◆ EXERCISE
Gather every line that includes the word "icon", please.

◆ MATERIALS PROVIDED
— START —
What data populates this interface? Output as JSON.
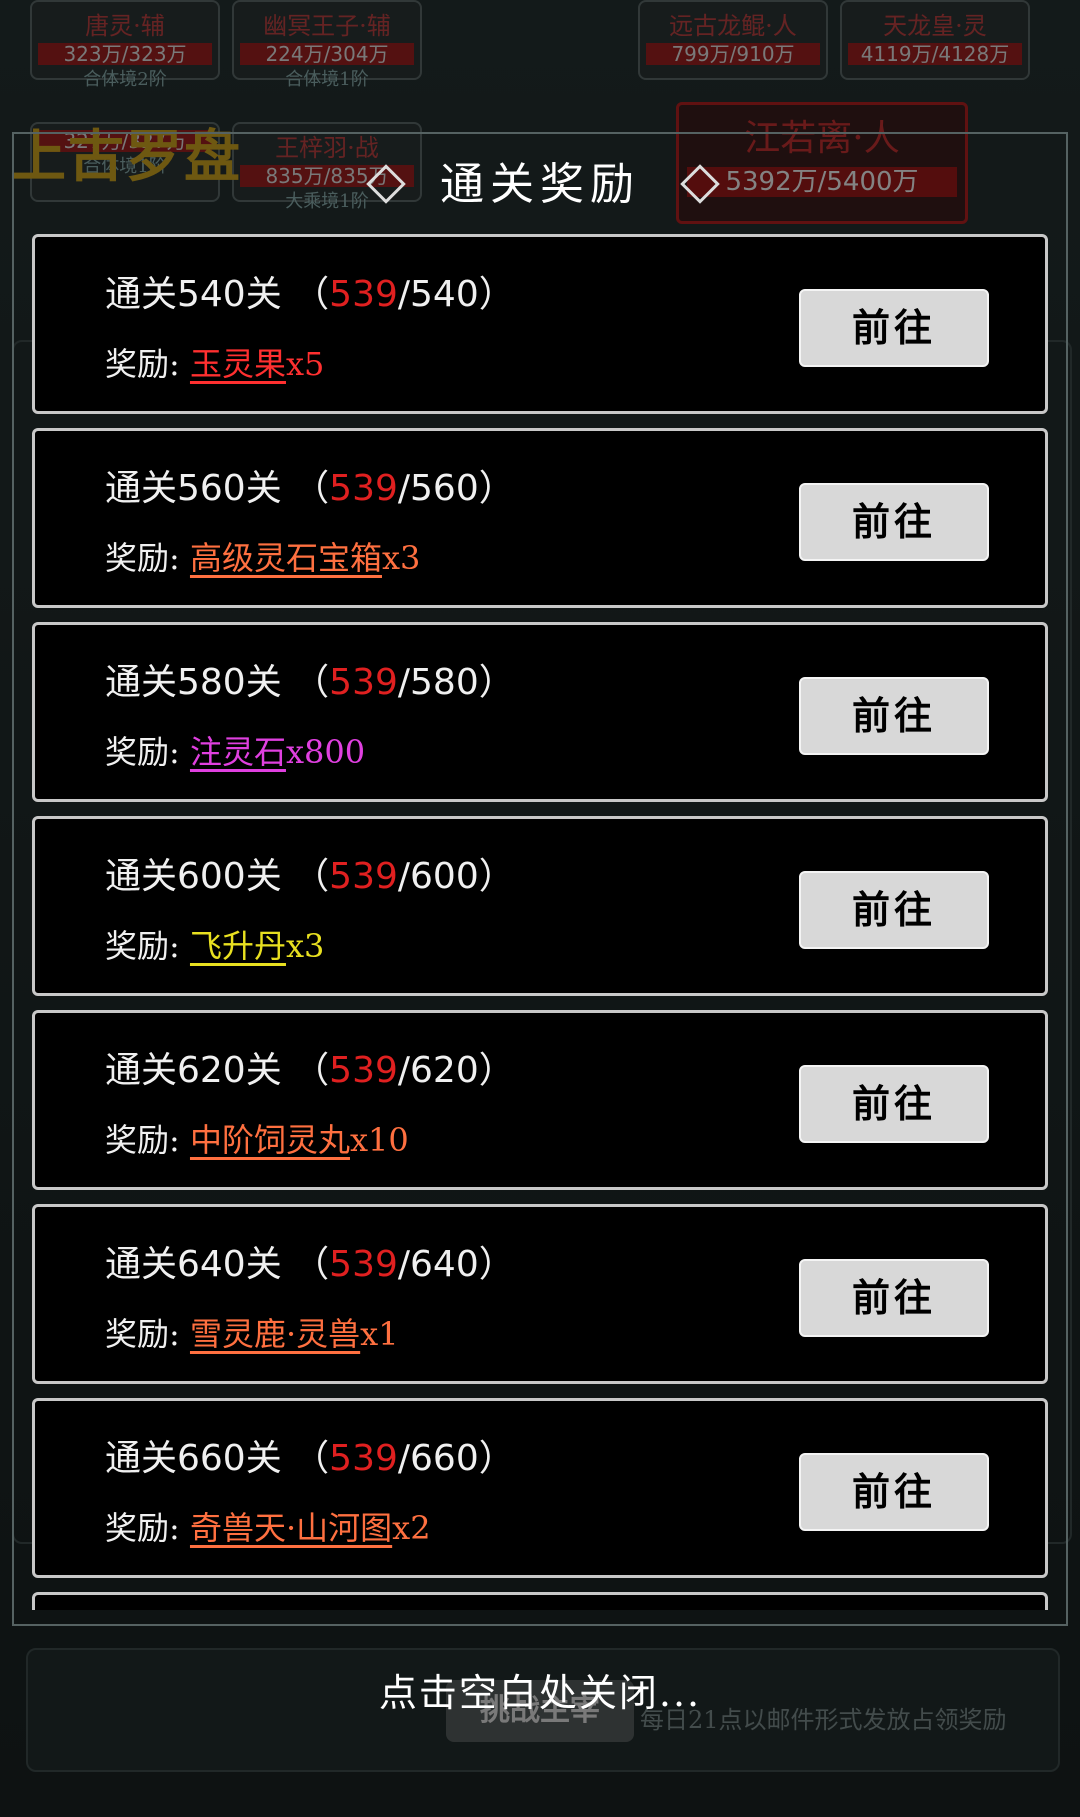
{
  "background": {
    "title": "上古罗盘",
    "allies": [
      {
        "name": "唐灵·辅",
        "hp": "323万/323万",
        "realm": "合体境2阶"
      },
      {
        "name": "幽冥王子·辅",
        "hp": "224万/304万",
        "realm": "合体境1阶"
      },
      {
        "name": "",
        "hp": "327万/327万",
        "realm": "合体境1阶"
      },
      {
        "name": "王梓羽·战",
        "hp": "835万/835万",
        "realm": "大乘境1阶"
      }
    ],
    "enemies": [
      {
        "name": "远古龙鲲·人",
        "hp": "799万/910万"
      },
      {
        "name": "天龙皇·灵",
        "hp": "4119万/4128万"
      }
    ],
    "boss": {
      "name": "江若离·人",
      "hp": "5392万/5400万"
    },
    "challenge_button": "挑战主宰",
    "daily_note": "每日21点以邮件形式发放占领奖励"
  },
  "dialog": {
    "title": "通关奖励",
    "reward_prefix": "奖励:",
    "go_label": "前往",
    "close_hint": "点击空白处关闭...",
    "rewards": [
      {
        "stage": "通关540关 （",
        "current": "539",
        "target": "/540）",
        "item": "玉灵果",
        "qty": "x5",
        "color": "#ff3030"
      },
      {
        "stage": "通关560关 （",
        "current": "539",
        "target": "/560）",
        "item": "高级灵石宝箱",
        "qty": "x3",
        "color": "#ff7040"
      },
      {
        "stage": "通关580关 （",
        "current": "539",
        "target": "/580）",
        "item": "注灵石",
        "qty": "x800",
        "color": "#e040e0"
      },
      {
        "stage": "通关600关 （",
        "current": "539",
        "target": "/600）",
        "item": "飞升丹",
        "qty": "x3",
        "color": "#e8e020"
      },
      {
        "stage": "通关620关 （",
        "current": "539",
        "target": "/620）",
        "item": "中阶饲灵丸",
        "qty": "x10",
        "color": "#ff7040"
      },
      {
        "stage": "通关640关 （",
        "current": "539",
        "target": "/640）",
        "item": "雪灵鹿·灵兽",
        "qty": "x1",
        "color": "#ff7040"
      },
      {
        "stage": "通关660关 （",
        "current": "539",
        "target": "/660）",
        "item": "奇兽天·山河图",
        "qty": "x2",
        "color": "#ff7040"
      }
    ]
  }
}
— END —
— START —
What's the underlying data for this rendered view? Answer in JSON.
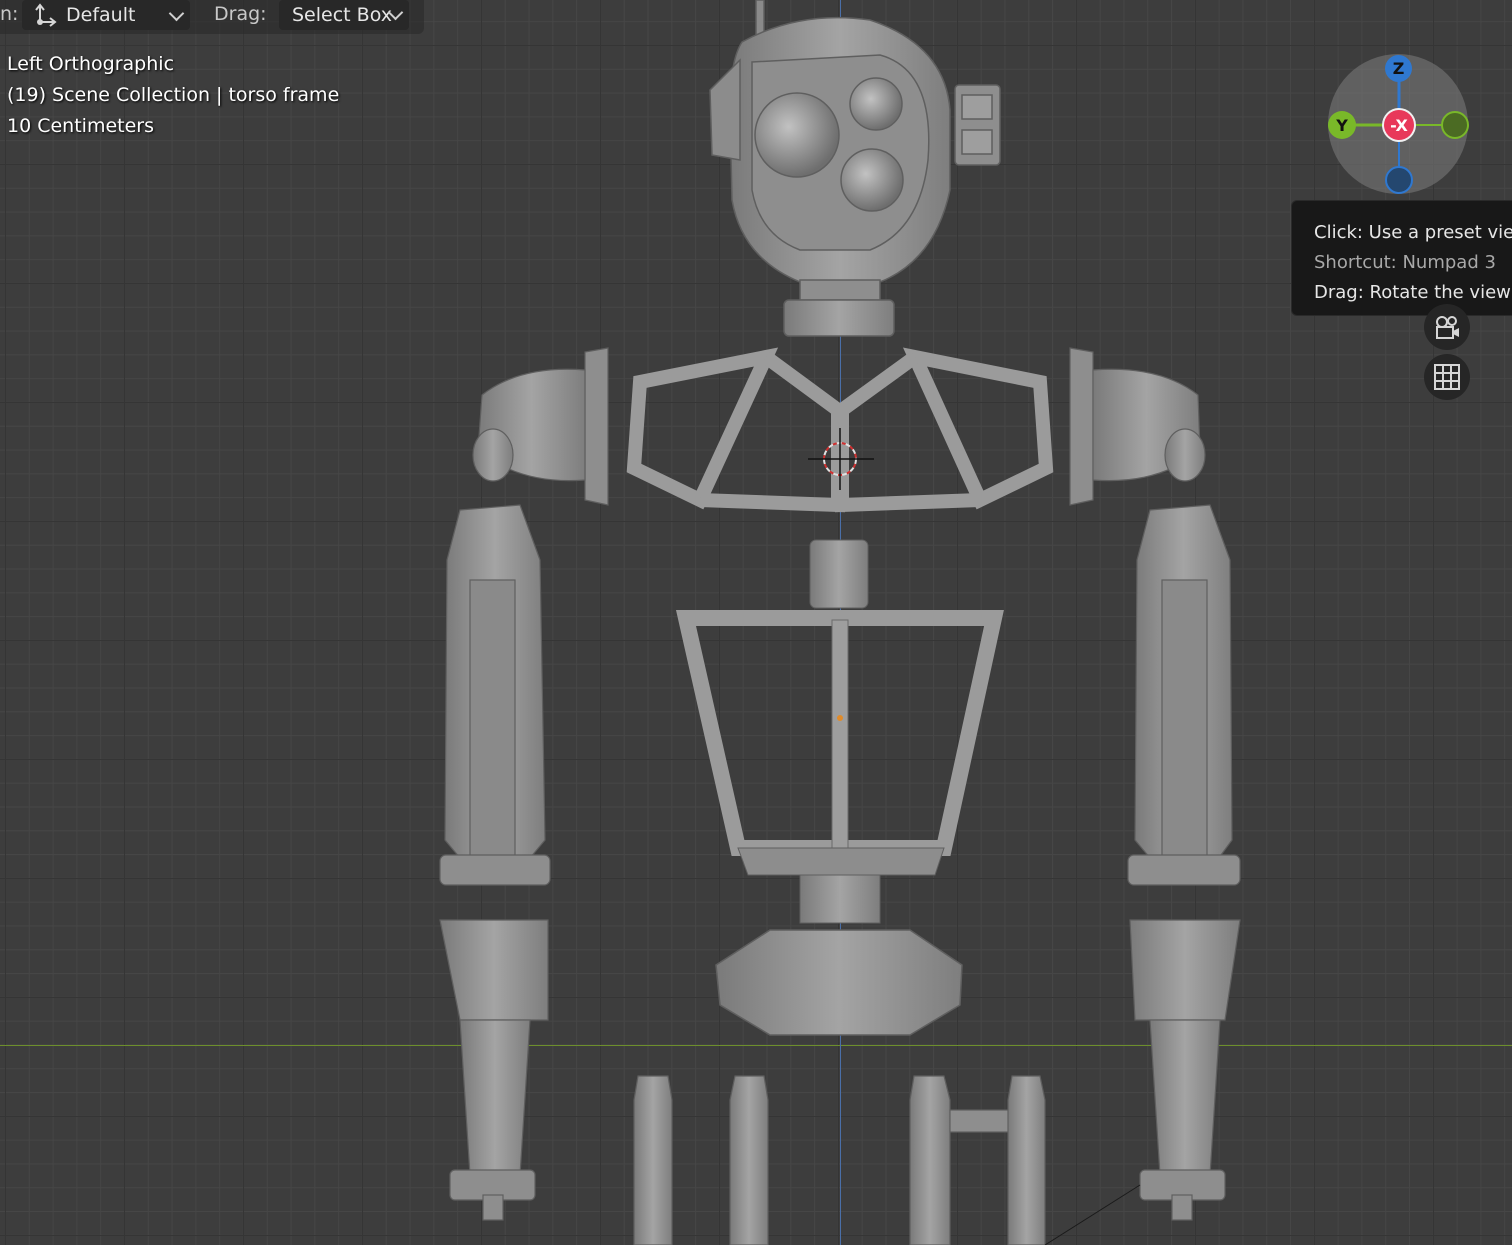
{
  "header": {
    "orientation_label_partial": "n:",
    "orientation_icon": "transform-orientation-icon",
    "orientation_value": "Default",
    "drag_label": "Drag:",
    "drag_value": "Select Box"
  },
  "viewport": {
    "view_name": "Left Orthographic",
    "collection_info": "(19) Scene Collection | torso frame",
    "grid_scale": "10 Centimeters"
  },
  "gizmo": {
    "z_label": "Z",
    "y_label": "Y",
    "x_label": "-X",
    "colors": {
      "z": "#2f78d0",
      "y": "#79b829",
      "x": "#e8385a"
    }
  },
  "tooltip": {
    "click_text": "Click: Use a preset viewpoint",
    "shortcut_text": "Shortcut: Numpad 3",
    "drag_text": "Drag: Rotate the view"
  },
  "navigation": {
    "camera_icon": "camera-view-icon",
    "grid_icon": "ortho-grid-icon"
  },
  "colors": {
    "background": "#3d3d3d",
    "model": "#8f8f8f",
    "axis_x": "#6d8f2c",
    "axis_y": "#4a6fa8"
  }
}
— END —
◆ EXERCISE OUTPUT
    "orientation_icon": "transform-orientation-icon",
    "camera_icon": "camera-view-icon",
    "grid_icon": "ortho-grid-icon"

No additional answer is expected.